(Records that describe figures)
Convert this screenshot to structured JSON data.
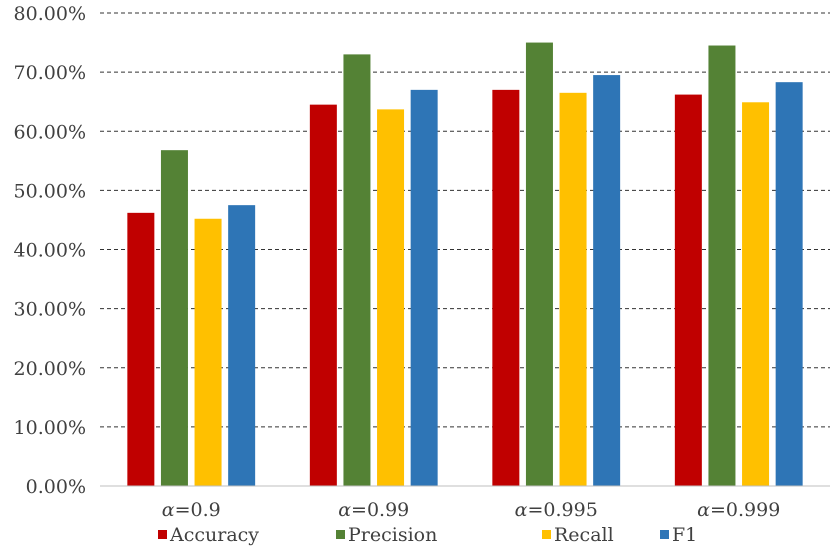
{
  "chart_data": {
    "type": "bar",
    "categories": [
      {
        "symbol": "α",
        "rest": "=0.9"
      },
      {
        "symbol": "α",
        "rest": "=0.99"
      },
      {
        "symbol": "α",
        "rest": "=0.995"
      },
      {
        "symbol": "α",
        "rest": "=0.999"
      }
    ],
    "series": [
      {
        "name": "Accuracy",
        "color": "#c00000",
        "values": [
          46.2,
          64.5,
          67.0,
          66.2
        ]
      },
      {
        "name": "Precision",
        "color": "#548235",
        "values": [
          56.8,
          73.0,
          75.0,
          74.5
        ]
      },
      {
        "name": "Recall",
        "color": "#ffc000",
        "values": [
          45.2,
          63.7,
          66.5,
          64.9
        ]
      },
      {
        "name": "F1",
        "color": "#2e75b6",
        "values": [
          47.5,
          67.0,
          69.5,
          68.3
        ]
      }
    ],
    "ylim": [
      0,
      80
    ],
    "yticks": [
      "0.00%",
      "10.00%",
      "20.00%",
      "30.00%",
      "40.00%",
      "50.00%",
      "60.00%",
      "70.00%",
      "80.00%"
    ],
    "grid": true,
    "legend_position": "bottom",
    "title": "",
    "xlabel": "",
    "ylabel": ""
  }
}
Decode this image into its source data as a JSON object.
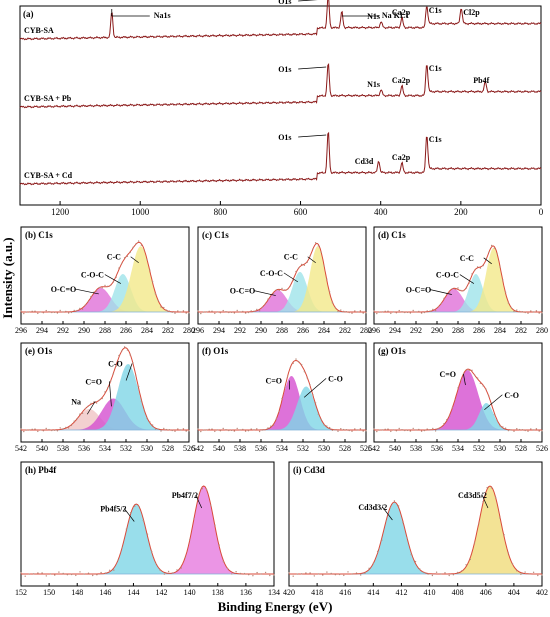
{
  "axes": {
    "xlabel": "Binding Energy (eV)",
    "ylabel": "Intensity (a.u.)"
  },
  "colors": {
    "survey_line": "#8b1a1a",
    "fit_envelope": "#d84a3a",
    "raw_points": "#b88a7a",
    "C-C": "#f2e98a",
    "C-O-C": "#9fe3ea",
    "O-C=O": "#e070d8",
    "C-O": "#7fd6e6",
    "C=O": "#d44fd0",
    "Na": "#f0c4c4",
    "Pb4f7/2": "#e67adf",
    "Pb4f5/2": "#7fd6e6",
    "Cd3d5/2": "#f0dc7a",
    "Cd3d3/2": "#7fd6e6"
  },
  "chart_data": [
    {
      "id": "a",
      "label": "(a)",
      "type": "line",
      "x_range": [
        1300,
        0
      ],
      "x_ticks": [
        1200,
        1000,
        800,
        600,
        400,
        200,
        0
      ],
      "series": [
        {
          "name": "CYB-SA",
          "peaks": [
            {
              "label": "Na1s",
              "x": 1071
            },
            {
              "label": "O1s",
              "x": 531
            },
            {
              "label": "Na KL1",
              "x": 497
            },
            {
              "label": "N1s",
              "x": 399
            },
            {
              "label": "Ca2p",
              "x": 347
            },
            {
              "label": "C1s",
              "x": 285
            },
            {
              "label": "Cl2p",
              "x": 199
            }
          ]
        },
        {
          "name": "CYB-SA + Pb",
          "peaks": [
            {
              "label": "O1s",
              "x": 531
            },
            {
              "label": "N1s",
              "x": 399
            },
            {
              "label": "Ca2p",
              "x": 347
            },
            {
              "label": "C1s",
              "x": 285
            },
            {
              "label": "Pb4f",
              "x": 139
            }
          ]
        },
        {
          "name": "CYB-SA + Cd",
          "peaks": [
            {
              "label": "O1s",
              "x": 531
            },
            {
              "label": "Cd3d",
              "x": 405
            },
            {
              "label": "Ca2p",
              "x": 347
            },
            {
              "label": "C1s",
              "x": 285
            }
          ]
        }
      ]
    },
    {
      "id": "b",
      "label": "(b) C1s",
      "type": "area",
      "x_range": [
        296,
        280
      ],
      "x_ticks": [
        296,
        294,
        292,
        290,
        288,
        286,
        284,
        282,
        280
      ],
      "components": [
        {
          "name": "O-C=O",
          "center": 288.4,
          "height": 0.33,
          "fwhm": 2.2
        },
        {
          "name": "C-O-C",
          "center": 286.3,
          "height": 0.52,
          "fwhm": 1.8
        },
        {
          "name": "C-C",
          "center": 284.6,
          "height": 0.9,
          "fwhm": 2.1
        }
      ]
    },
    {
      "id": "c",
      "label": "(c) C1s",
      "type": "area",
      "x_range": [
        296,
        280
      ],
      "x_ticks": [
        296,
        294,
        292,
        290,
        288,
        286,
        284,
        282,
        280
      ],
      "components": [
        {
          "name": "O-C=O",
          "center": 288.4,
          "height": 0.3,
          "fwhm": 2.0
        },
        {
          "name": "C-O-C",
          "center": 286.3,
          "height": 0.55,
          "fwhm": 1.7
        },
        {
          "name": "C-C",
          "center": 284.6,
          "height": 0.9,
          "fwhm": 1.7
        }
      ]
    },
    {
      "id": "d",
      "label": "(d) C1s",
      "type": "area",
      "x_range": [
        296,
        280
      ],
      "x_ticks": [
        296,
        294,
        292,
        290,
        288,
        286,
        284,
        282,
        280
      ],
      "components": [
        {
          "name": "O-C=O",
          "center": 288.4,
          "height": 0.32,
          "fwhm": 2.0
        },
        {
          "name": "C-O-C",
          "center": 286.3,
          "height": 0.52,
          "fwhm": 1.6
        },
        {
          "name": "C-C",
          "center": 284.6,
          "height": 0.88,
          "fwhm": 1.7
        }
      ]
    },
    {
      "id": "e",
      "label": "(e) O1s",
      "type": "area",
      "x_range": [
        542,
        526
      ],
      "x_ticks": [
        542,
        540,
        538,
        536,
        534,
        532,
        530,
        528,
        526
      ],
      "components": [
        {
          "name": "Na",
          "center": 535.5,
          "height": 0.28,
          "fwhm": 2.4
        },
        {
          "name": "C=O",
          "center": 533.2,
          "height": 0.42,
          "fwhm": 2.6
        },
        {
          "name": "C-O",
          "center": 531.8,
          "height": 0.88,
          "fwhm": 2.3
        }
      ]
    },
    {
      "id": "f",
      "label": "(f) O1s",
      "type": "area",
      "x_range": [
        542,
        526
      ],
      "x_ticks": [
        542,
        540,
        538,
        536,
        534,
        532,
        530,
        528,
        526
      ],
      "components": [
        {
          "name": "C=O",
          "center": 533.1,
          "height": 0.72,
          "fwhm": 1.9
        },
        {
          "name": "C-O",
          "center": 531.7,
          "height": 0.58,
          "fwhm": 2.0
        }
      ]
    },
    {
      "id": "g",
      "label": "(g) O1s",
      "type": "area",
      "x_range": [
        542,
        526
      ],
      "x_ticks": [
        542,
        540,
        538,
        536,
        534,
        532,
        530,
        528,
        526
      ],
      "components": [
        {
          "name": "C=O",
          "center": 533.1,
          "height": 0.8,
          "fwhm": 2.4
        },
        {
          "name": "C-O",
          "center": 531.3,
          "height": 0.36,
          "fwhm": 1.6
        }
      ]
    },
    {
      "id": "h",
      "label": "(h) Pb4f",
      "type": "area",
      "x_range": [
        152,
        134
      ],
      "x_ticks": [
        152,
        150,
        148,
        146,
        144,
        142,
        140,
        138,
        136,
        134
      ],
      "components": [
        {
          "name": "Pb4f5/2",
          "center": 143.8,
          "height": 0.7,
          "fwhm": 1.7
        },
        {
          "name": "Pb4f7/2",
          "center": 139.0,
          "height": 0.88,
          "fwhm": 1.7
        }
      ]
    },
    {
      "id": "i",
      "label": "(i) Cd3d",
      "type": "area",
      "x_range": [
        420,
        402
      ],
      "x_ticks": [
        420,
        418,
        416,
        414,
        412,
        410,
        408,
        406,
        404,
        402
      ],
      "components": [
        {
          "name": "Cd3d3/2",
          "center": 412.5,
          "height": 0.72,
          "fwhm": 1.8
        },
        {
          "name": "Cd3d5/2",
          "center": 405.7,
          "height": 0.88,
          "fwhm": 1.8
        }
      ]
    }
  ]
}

---

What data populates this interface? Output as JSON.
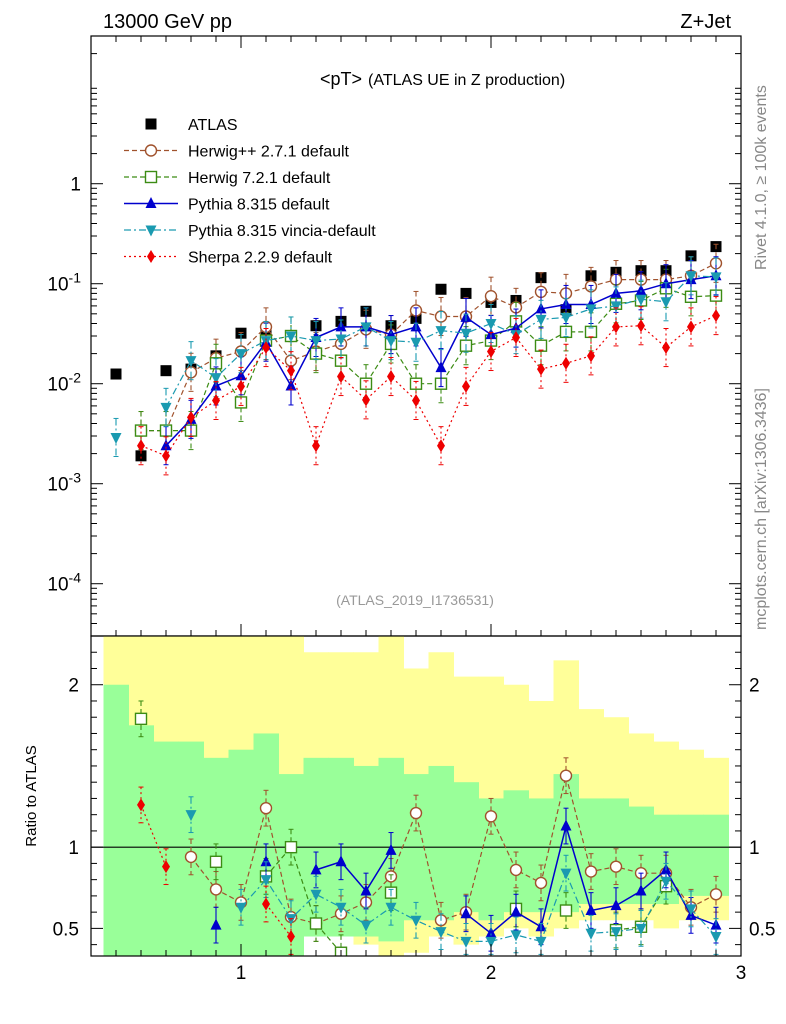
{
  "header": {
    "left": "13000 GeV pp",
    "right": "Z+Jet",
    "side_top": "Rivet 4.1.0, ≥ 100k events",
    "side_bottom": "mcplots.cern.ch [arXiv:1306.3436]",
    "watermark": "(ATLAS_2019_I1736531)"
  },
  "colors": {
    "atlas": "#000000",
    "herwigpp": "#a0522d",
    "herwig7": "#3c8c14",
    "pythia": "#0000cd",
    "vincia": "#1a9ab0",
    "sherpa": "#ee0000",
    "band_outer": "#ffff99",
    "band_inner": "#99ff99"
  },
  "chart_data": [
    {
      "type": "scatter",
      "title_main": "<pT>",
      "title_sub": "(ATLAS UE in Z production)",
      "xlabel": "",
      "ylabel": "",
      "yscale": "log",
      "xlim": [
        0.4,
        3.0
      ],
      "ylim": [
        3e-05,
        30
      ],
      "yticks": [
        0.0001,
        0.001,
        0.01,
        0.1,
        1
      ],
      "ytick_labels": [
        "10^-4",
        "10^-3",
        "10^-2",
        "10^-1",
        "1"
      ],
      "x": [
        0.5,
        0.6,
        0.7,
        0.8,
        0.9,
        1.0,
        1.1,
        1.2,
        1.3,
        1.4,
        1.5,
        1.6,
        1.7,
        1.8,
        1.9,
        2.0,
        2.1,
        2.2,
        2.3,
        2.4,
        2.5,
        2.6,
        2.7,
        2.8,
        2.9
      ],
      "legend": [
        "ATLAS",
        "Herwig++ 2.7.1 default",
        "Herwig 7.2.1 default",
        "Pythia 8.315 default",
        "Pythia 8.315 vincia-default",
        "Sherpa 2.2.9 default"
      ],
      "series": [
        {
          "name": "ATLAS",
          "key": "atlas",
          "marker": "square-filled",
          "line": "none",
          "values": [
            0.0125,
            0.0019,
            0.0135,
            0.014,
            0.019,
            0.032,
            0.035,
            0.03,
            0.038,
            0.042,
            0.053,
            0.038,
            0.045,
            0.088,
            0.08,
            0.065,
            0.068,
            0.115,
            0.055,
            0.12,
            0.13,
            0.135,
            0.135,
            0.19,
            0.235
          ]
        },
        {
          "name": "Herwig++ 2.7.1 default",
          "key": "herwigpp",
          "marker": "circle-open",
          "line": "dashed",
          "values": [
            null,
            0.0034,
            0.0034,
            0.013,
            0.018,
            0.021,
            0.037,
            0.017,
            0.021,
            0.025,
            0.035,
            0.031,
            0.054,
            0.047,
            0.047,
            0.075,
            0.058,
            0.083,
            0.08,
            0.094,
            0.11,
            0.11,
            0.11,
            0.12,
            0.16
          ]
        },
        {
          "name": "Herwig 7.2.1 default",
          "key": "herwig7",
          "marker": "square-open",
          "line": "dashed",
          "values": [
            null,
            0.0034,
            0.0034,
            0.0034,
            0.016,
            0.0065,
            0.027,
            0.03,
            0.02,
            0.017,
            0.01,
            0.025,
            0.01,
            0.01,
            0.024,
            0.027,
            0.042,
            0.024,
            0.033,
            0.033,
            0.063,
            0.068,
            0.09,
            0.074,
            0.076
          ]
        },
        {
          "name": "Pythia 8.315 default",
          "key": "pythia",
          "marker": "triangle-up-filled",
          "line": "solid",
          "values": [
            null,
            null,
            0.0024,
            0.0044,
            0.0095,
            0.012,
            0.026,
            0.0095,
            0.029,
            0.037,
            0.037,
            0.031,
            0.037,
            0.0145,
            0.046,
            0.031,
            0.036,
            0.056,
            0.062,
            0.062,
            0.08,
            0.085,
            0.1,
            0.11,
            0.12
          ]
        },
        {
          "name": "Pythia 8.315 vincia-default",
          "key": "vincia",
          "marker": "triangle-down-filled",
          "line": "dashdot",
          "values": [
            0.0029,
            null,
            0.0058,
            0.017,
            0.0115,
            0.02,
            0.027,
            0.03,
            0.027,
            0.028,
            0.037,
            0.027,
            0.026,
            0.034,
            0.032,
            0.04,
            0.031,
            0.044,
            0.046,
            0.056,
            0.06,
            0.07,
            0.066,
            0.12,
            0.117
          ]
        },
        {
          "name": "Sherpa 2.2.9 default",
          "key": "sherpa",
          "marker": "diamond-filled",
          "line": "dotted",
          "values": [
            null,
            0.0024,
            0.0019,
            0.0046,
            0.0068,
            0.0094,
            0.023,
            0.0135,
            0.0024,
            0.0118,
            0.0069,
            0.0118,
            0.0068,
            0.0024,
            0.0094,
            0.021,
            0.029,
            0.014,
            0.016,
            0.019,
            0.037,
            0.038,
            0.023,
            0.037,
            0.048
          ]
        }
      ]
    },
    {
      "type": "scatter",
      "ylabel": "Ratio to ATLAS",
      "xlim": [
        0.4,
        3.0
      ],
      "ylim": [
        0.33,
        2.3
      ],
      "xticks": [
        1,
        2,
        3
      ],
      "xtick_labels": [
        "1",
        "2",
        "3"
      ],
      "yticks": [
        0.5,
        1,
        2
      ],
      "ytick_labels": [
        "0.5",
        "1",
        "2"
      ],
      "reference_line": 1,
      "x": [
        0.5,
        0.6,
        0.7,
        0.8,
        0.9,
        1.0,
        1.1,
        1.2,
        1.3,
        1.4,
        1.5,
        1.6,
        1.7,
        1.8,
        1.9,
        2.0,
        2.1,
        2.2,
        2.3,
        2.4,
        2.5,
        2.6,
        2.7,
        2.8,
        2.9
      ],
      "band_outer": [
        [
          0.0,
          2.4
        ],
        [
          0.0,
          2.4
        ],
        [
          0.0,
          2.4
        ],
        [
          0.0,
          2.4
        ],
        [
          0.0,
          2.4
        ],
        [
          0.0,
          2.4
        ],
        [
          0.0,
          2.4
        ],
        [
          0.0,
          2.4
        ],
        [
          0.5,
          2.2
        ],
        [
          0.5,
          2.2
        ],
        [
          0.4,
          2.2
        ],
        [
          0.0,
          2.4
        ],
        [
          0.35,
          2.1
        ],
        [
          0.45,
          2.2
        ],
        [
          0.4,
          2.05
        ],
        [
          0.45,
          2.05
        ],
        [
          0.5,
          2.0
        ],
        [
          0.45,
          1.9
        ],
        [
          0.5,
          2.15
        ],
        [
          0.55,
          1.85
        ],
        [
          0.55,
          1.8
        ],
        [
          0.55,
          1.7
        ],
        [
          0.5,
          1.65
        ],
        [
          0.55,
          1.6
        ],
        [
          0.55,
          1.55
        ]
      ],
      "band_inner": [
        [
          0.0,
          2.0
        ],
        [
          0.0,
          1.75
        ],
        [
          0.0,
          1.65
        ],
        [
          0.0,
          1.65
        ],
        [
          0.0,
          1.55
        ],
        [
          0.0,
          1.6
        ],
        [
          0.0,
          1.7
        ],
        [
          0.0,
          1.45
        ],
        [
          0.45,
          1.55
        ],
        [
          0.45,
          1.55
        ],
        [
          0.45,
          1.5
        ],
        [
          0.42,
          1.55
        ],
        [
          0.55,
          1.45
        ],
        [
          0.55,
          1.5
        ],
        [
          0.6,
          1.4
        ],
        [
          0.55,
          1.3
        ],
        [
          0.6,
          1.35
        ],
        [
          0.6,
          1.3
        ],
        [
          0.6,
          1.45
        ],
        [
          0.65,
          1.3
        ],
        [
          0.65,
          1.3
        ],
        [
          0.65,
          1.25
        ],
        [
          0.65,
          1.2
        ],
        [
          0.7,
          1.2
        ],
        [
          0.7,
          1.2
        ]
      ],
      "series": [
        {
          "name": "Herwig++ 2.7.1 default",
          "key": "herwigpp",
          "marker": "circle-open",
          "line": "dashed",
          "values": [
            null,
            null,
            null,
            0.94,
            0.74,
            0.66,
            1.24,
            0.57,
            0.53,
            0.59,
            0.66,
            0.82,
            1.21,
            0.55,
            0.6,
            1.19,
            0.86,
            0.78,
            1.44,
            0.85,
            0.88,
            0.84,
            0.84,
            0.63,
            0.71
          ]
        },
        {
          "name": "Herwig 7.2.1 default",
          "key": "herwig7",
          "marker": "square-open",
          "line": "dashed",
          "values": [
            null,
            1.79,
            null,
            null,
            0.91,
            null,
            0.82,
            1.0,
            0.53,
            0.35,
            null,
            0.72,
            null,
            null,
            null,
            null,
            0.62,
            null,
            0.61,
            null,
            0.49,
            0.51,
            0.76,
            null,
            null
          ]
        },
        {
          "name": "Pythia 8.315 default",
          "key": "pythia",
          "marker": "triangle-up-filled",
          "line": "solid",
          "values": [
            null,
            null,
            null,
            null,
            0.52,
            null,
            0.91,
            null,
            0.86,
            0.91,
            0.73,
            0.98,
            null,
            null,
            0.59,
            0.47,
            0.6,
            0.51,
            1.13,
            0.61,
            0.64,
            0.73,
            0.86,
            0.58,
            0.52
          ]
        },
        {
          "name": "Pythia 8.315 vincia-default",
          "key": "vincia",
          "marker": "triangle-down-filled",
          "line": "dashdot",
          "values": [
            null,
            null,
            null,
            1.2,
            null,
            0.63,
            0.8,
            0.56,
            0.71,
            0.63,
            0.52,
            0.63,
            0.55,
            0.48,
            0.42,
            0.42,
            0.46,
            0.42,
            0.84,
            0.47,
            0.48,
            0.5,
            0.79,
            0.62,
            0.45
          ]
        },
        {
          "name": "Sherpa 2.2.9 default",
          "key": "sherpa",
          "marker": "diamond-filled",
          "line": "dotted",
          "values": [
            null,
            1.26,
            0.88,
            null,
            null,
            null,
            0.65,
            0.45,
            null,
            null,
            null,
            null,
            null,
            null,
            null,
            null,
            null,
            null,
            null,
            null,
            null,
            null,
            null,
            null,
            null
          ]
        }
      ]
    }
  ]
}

» **Written problem**: Pick out the lines containing the string "this".

» **Output of the exercise**:
Convert this screenshot to structured JSON data.
Decode this image into its source data as a JSON object.
What data populates this interface? Output as JSON.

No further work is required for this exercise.